Job —
Reproduce all the entries below with every "vertical slogan" renamed to "vertical text" and everything else unchanged. Omit the pictures.

Entries provided —
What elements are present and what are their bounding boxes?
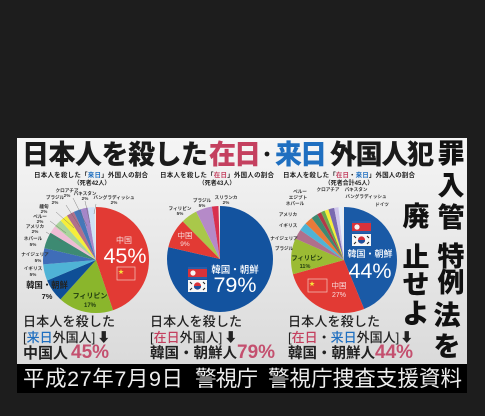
vertical slogan: 罪 — [438, 139, 464, 169]
title: 日本人を殺した — [22, 140, 208, 170]
pie subtitle: combined: 日本人を殺した「在日・来日」外国人の割合 — [283, 170, 416, 179]
pie labels: zainichi minor nationalities: ブラジル — [193, 197, 212, 204]
caption: combined: 日本人を殺した — [288, 314, 380, 329]
pie labels: zainichi minor nationalities: 5% — [177, 211, 183, 216]
pie labels: rainichi minor nationalities: アメリカ — [26, 223, 44, 230]
icon: China flag — [308, 279, 327, 292]
pie labels: rainichi minor nationalities: 2% — [37, 219, 43, 224]
pie labels: combined minor nationalities: ブラジル — [275, 245, 294, 252]
pie subtitle: rainichi — [34, 170, 148, 187]
pie labels: combined minor nationalities: パキスタン — [345, 186, 368, 193]
vertical slogan: 止 — [402, 243, 430, 273]
title: 外国人犯 — [330, 140, 434, 170]
pie chart: rainichi — [70, 234, 147, 309]
label: China 9%: 9% — [180, 241, 190, 248]
pie labels: zainichi minor nationalities: 2% — [223, 200, 229, 205]
caption: rainichi: 中国人45% — [23, 342, 109, 363]
label: China 9%: 中国 — [178, 230, 192, 240]
pie labels: rainichi minor nationalities: 5% — [35, 258, 41, 263]
pie chart: zainichi — [178, 230, 259, 297]
label: Korea 79% — [211, 264, 259, 297]
caption: zainichi: 日本人を殺した — [150, 314, 242, 329]
title: 在日 — [209, 140, 261, 170]
pie labels: rainichi minor nationalities: 5% — [30, 242, 36, 247]
pie chart: combined — [291, 221, 393, 299]
pie labels: rainichi minor nationalities: 韓国・朝鮮 — [26, 280, 68, 290]
label: China 27%: 27% — [332, 292, 346, 299]
label: China 45%: 45% — [103, 244, 147, 268]
pie labels: combined minor nationalities: バングラディッシュ — [345, 193, 387, 200]
label: China 27%: 中国 — [332, 280, 346, 290]
vertical slogan: 廃 — [402, 202, 430, 232]
caption: zainichi: [在日外国人]⬇ — [150, 330, 237, 345]
vertical slogan: 例 — [438, 268, 464, 298]
pie labels: rainichi minor nationalities: ペルー — [33, 214, 47, 219]
pie labels: rainichi minor nationalities — [21, 187, 135, 301]
vertical slogan — [402, 139, 464, 362]
label: Philippines 17%: 17% — [84, 303, 97, 309]
background panel — [17, 138, 467, 365]
caption: zainichi: 韓国・朝鮮人79% — [150, 342, 275, 363]
footer bar: 警視庁捜査支援資料 — [268, 367, 462, 391]
pie subtitle: zainichi: （死者43人） — [199, 179, 235, 187]
pie labels: rainichi minor nationalities: 2% — [82, 196, 88, 201]
pie labels: zainichi minor nationalities — [169, 194, 237, 216]
pie labels: combined minor nationalities: ネパール — [286, 200, 305, 207]
label: Philippines 11%: 11% — [300, 264, 310, 270]
pie subtitle: combined: （死者合計45人） — [325, 179, 373, 187]
pie labels: combined minor nationalities: ドイツ — [375, 202, 389, 207]
pie subtitle: rainichi: （死者42人） — [74, 179, 110, 187]
caption: rainichi: 日本人を殺した — [23, 314, 115, 329]
pie labels: combined minor nationalities: エジプト — [289, 194, 307, 201]
label: Korea 79%: 79% — [213, 273, 257, 297]
pie labels: zainichi minor nationalities: スリランカ — [215, 194, 237, 201]
title — [22, 140, 434, 170]
caption: combined: [在日・来日外国人]⬇ — [288, 330, 413, 345]
caption: combined — [288, 314, 413, 363]
pie subtitle: zainichi — [160, 170, 274, 187]
label: China 9% — [178, 230, 192, 248]
icon: North Korea flag — [188, 267, 207, 279]
vertical slogan: 法 — [434, 301, 460, 331]
label: Korea 44%: 韓国・朝鮮 — [347, 248, 393, 259]
vertical slogan: よ — [402, 299, 430, 329]
pie labels: rainichi minor nationalities: 2% — [111, 200, 117, 205]
label: Korea 44%: 44% — [348, 259, 392, 283]
label: China 27% — [332, 280, 346, 299]
title: 来日 — [275, 140, 327, 170]
vertical slogan: 入 — [438, 171, 464, 201]
footer bar — [17, 364, 467, 393]
pie subtitle: combined — [283, 170, 416, 187]
pie labels: rainichi minor nationalities: ブラジル — [46, 194, 65, 201]
caption: combined: 韓国・朝鮮人44% — [288, 342, 413, 363]
pie labels: rainichi minor nationalities: 2% — [52, 200, 58, 205]
label: Philippines 11% — [291, 254, 323, 270]
label: Philippines 17%: フィリピン — [73, 292, 107, 300]
pie labels: rainichi minor nationalities: 2% — [41, 209, 47, 214]
caption: zainichi — [150, 314, 275, 363]
pie labels: rainichi minor nationalities: 2% — [64, 193, 70, 198]
vertical slogan: 管 — [438, 202, 464, 233]
icon: South Korea flag — [188, 280, 207, 292]
pie subtitle: rainichi: 日本人を殺した「来日」外国人の割合 — [34, 170, 148, 179]
pie labels: rainichi minor nationalities: クロアチア — [56, 187, 79, 194]
pie labels: combined minor nationalities: イギリス — [279, 223, 298, 229]
pie labels: rainichi minor nationalities: 5% — [30, 272, 36, 277]
label: Philippines 17% — [73, 292, 107, 309]
pie labels: zainichi minor nationalities: フィリピン — [169, 206, 192, 212]
footer bar: 警視庁 — [195, 367, 258, 391]
footer bar: 平成27年7月9日 — [23, 367, 183, 391]
pie labels: rainichi minor nationalities: ナイジェリア — [21, 252, 49, 258]
pie labels: rainichi minor nationalities: 緬甸 — [39, 203, 49, 210]
pie labels: rainichi minor nationalities: バングラディッシュ — [93, 194, 135, 201]
pie labels: rainichi minor nationalities: 7% — [42, 292, 53, 301]
pie labels: zainichi minor nationalities: 5% — [199, 203, 205, 208]
caption: rainichi — [23, 314, 115, 363]
pie labels: rainichi minor nationalities: ネパール — [24, 235, 43, 242]
icon: South Korea flag — [352, 234, 371, 246]
caption: rainichi: [来日外国人]⬇ — [23, 330, 110, 345]
icon: China flag — [117, 267, 135, 280]
icon: North Korea flag — [352, 221, 371, 233]
vertical slogan: を — [434, 332, 460, 362]
pie labels: combined minor nationalities: ペルー — [293, 189, 307, 194]
label: China 45%: 中国 — [116, 235, 132, 245]
pie labels: combined minor nationalities — [270, 186, 389, 252]
label: Korea 44% — [347, 248, 393, 283]
pie labels: combined minor nationalities: クロアチア — [317, 186, 340, 193]
pie labels: rainichi minor nationalities: イギリス — [24, 266, 43, 272]
pie labels: rainichi minor nationalities: パキスタン — [74, 190, 97, 197]
pie labels: combined minor nationalities: アメリカ — [279, 211, 297, 218]
vertical slogan: 特 — [438, 242, 464, 272]
label: Korea 79%: 韓国・朝鮮 — [211, 264, 259, 276]
pie subtitle: zainichi: 日本人を殺した「在日」外国人の割合 — [160, 170, 274, 179]
label: Philippines 11%: フィリピン — [291, 254, 323, 262]
pie labels: rainichi minor nationalities: 2% — [32, 229, 38, 234]
vertical slogan: せ — [402, 270, 430, 300]
pie labels: combined minor nationalities: ナイジェリア — [270, 236, 298, 242]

Correct answer —
What elements are present and what are their bounding boxes?
vertical text: 罪 — [438, 139, 464, 169]
title: 日本人を殺した — [22, 140, 208, 170]
pie subtitle: combined: 日本人を殺した「在日・来日」外国人の割合 — [283, 170, 416, 179]
pie labels: zainichi minor nationalities: ブラジル — [193, 197, 212, 204]
caption: combined: 日本人を殺した — [288, 314, 380, 329]
pie labels: zainichi minor nationalities: 5% — [177, 211, 183, 216]
pie labels: rainichi minor nationalities: アメリカ — [26, 223, 44, 230]
icon: China flag — [308, 279, 327, 292]
pie labels: rainichi minor nationalities: 2% — [37, 219, 43, 224]
pie labels: combined minor nationalities: ブラジル — [275, 245, 294, 252]
pie subtitle: rainichi — [34, 170, 148, 187]
pie labels: combined minor nationalities: パキスタン — [345, 186, 368, 193]
vertical text: 止 — [402, 243, 430, 273]
title: 外国人犯 — [330, 140, 434, 170]
pie chart: rainichi — [70, 234, 147, 309]
label: China 9%: 9% — [180, 241, 190, 248]
pie labels: zainichi minor nationalities: 2% — [223, 200, 229, 205]
caption: rainichi: 中国人45% — [23, 342, 109, 363]
label: China 9%: 中国 — [178, 230, 192, 240]
pie labels: rainichi minor nationalities: 5% — [35, 258, 41, 263]
pie chart: zainichi — [178, 230, 259, 297]
label: Korea 79% — [211, 264, 259, 297]
caption: zainichi: 日本人を殺した — [150, 314, 242, 329]
title: 在日 — [209, 140, 261, 170]
pie labels: rainichi minor nationalities: 5% — [30, 242, 36, 247]
pie chart: combined — [291, 221, 393, 299]
pie labels: rainichi minor nationalities: 韓国・朝鮮 — [26, 280, 68, 290]
label: China 27%: 27% — [332, 292, 346, 299]
label: China 45%: 45% — [103, 244, 147, 268]
pie labels: combined minor nationalities: バングラディッシュ — [345, 193, 387, 200]
label: China 27%: 中国 — [332, 280, 346, 290]
vertical text: 廃 — [402, 202, 430, 232]
caption: zainichi: [在日外国人]⬇ — [150, 330, 237, 345]
vertical text: 例 — [438, 268, 464, 298]
pie labels: rainichi minor nationalities: ペルー — [33, 214, 47, 219]
pie labels: rainichi minor nationalities — [21, 187, 135, 301]
vertical text — [402, 139, 464, 362]
label: Philippines 17%: 17% — [84, 303, 97, 309]
background panel — [17, 138, 467, 365]
caption: zainichi: 韓国・朝鮮人79% — [150, 342, 275, 363]
footer bar: 警視庁捜査支援資料 — [268, 367, 462, 391]
pie subtitle: zainichi: （死者43人） — [199, 179, 235, 187]
pie labels: rainichi minor nationalities: 2% — [82, 196, 88, 201]
pie labels: zainichi minor nationalities — [169, 194, 237, 216]
pie labels: combined minor nationalities: ネパール — [286, 200, 305, 207]
label: Philippines 11%: 11% — [300, 264, 310, 270]
pie subtitle: combined: （死者合計45人） — [325, 179, 373, 187]
pie labels: combined minor nationalities: ドイツ — [375, 202, 389, 207]
pie subtitle: rainichi: （死者42人） — [74, 179, 110, 187]
caption: rainichi: 日本人を殺した — [23, 314, 115, 329]
pie labels: combined minor nationalities: エジプト — [289, 194, 307, 201]
label: Korea 79%: 79% — [213, 273, 257, 297]
pie labels: zainichi minor nationalities: スリランカ — [215, 194, 237, 201]
title — [22, 140, 434, 170]
caption: combined: [在日・来日外国人]⬇ — [288, 330, 413, 345]
caption: combined — [288, 314, 413, 363]
pie subtitle: zainichi — [160, 170, 274, 187]
label: China 9% — [178, 230, 192, 248]
icon: North Korea flag — [188, 267, 207, 279]
vertical text: 法 — [434, 301, 460, 331]
label: Korea 44%: 韓国・朝鮮 — [347, 248, 393, 259]
vertical text: よ — [402, 299, 430, 329]
pie labels: rainichi minor nationalities: 2% — [111, 200, 117, 205]
label: Korea 44%: 44% — [348, 259, 392, 283]
label: China 27% — [332, 280, 346, 299]
title: 来日 — [275, 140, 327, 170]
vertical text: 入 — [438, 171, 464, 201]
footer bar — [17, 364, 467, 393]
pie subtitle: combined — [283, 170, 416, 187]
pie labels: rainichi minor nationalities: ブラジル — [46, 194, 65, 201]
caption: combined: 韓国・朝鮮人44% — [288, 342, 413, 363]
pie labels: rainichi minor nationalities: 2% — [52, 200, 58, 205]
label: Philippines 11% — [291, 254, 323, 270]
label: Philippines 17%: フィリピン — [73, 292, 107, 300]
pie labels: rainichi minor nationalities: 2% — [41, 209, 47, 214]
caption: zainichi — [150, 314, 275, 363]
pie labels: rainichi minor nationalities: 2% — [64, 193, 70, 198]
vertical text: 管 — [438, 202, 464, 233]
icon: South Korea flag — [188, 280, 207, 292]
pie subtitle: rainichi: 日本人を殺した「来日」外国人の割合 — [34, 170, 148, 179]
pie labels: rainichi minor nationalities: クロアチア — [56, 187, 79, 194]
pie labels: combined minor nationalities: イギリス — [279, 223, 298, 229]
pie labels: rainichi minor nationalities: 5% — [30, 272, 36, 277]
label: Philippines 17% — [73, 292, 107, 309]
pie labels: zainichi minor nationalities: フィリピン — [169, 206, 192, 212]
footer bar: 警視庁 — [195, 367, 258, 391]
footer bar: 平成27年7月9日 — [23, 367, 183, 391]
pie labels: rainichi minor nationalities: ナイジェリア — [21, 252, 49, 258]
pie labels: rainichi minor nationalities: 緬甸 — [39, 203, 49, 210]
pie labels: rainichi minor nationalities: バングラディッシュ — [93, 194, 135, 201]
pie labels: rainichi minor nationalities: 7% — [42, 292, 53, 301]
pie labels: zainichi minor nationalities: 5% — [199, 203, 205, 208]
caption: rainichi — [23, 314, 115, 363]
pie labels: rainichi minor nationalities: ネパール — [24, 235, 43, 242]
icon: South Korea flag — [352, 234, 371, 246]
caption: rainichi: [来日外国人]⬇ — [23, 330, 110, 345]
icon: China flag — [117, 267, 135, 280]
icon: North Korea flag — [352, 221, 371, 233]
vertical text: を — [434, 332, 460, 362]
pie labels: combined minor nationalities: ペルー — [293, 189, 307, 194]
label: China 45%: 中国 — [116, 235, 132, 245]
pie labels: combined minor nationalities — [270, 186, 389, 252]
label: Korea 44% — [347, 248, 393, 283]
pie labels: combined minor nationalities: クロアチア — [317, 186, 340, 193]
pie labels: rainichi minor nationalities: イギリス — [24, 266, 43, 272]
pie labels: rainichi minor nationalities: パキスタン — [74, 190, 97, 197]
pie labels: combined minor nationalities: アメリカ — [279, 211, 297, 218]
vertical text: 特 — [438, 242, 464, 272]
label: Korea 79%: 韓国・朝鮮 — [211, 264, 259, 276]
pie subtitle: zainichi: 日本人を殺した「在日」外国人の割合 — [160, 170, 274, 179]
label: Philippines 11%: フィリピン — [291, 254, 323, 262]
pie labels: rainichi minor nationalities: 2% — [32, 229, 38, 234]
vertical text: せ — [402, 270, 430, 300]
pie labels: combined minor nationalities: ナイジェリア — [270, 236, 298, 242]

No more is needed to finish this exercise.